Extracted records:
#####

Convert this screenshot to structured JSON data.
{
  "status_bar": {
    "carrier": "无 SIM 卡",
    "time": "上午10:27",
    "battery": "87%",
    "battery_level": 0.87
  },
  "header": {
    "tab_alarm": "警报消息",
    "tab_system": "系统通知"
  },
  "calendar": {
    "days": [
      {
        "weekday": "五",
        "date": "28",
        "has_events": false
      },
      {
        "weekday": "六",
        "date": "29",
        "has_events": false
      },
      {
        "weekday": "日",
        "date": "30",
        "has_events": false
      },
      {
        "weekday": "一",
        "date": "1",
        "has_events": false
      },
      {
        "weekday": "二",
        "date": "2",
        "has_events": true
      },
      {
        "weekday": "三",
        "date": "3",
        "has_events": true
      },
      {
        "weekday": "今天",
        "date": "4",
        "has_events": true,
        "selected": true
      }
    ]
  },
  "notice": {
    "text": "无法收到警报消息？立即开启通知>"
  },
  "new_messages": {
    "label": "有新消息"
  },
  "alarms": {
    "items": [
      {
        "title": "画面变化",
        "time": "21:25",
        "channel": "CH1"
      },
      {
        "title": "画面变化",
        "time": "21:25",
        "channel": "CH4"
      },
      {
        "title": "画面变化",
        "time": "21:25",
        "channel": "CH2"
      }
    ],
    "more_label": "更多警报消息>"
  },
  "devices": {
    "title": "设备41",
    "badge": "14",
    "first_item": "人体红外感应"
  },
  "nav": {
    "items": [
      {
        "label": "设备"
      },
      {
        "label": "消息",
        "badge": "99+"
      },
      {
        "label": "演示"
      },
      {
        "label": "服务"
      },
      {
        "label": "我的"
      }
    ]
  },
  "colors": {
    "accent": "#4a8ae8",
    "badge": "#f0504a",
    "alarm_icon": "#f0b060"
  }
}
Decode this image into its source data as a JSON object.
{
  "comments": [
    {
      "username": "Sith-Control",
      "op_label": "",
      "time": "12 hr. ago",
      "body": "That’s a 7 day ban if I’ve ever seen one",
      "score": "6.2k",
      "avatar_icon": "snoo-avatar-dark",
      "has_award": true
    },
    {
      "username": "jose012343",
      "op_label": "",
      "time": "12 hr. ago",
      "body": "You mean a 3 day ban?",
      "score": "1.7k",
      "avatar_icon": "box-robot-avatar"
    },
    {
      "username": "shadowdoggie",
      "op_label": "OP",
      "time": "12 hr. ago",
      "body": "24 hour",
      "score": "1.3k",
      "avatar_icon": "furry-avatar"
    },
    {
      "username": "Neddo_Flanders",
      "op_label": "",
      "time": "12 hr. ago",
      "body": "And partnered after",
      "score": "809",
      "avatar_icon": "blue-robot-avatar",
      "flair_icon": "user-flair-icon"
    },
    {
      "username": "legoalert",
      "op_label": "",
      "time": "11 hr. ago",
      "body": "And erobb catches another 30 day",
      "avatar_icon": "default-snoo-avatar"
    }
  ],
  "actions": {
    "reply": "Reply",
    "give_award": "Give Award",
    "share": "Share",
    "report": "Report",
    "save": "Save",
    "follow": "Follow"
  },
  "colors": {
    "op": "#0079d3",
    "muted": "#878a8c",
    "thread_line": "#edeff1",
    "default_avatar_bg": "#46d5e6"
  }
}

#####

What you are asked to do: Could you transcribe the records in full, exactly?

Task response:
Convert this screenshot to structured JSON data.
{
  "status_bar": {
    "carrier": "无 SIM 卡",
    "time": "上午10:27",
    "battery": "87%",
    "battery_level": 0.87
  },
  "header": {
    "tab_alarm": "警报消息",
    "tab_system": "系统通知"
  },
  "calendar": {
    "days": [
      {
        "weekday": "五",
        "date": "28",
        "has_events": false
      },
      {
        "weekday": "六",
        "date": "29",
        "has_events": false
      },
      {
        "weekday": "日",
        "date": "30",
        "has_events": false
      },
      {
        "weekday": "一",
        "date": "1",
        "has_events": false
      },
      {
        "weekday": "二",
        "date": "2",
        "has_events": true
      },
      {
        "weekday": "三",
        "date": "3",
        "has_events": true
      },
      {
        "weekday": "今天",
        "date": "4",
        "has_events": true,
        "selected": true
      }
    ]
  },
  "notice": {
    "text": "无法收到警报消息？立即开启通知>"
  },
  "new_messages": {
    "label": "有新消息"
  },
  "alarms": {
    "items": [
      {
        "title": "画面变化",
        "time": "21:25",
        "channel": "CH1"
      },
      {
        "title": "画面变化",
        "time": "21:25",
        "channel": "CH4"
      },
      {
        "title": "画面变化",
        "time": "21:25",
        "channel": "CH2"
      }
    ],
    "more_label": "更多警报消息>"
  },
  "devices": {
    "title": "设备41",
    "badge": "14",
    "first_item": "人体红外感应"
  },
  "nav": {
    "items": [
      {
        "label": "设备"
      },
      {
        "label": "消息",
        "badge": "99+"
      },
      {
        "label": "演示"
      },
      {
        "label": "服务"
      },
      {
        "label": "我的"
      }
    ]
  },
  "colors": {
    "accent": "#4a8ae8",
    "badge": "#f0504a",
    "alarm_icon": "#f0b060"
  }
}
Decode this image into its source data as a JSON object.
{
  "comments": [
    {
      "username": "Sith-Control",
      "op_label": "",
      "time": "12 hr. ago",
      "body": "That’s a 7 day ban if I’ve ever seen one",
      "score": "6.2k",
      "avatar_icon": "snoo-avatar-dark",
      "has_award": true
    },
    {
      "username": "jose012343",
      "op_label": "",
      "time": "12 hr. ago",
      "body": "You mean a 3 day ban?",
      "score": "1.7k",
      "avatar_icon": "box-robot-avatar"
    },
    {
      "username": "shadowdoggie",
      "op_label": "OP",
      "time": "12 hr. ago",
      "body": "24 hour",
      "score": "1.3k",
      "avatar_icon": "furry-avatar"
    },
    {
      "username": "Neddo_Flanders",
      "op_label": "",
      "time": "12 hr. ago",
      "body": "And partnered after",
      "score": "809",
      "avatar_icon": "blue-robot-avatar",
      "flair_icon": "user-flair-icon"
    },
    {
      "username": "legoalert",
      "op_label": "",
      "time": "11 hr. ago",
      "body": "And erobb catches another 30 day",
      "avatar_icon": "default-snoo-avatar"
    }
  ],
  "actions": {
    "reply": "Reply",
    "give_award": "Give Award",
    "share": "Share",
    "report": "Report",
    "save": "Save",
    "follow": "Follow"
  },
  "colors": {
    "op": "#0079d3",
    "muted": "#878a8c",
    "thread_line": "#edeff1",
    "default_avatar_bg": "#46d5e6"
  }
}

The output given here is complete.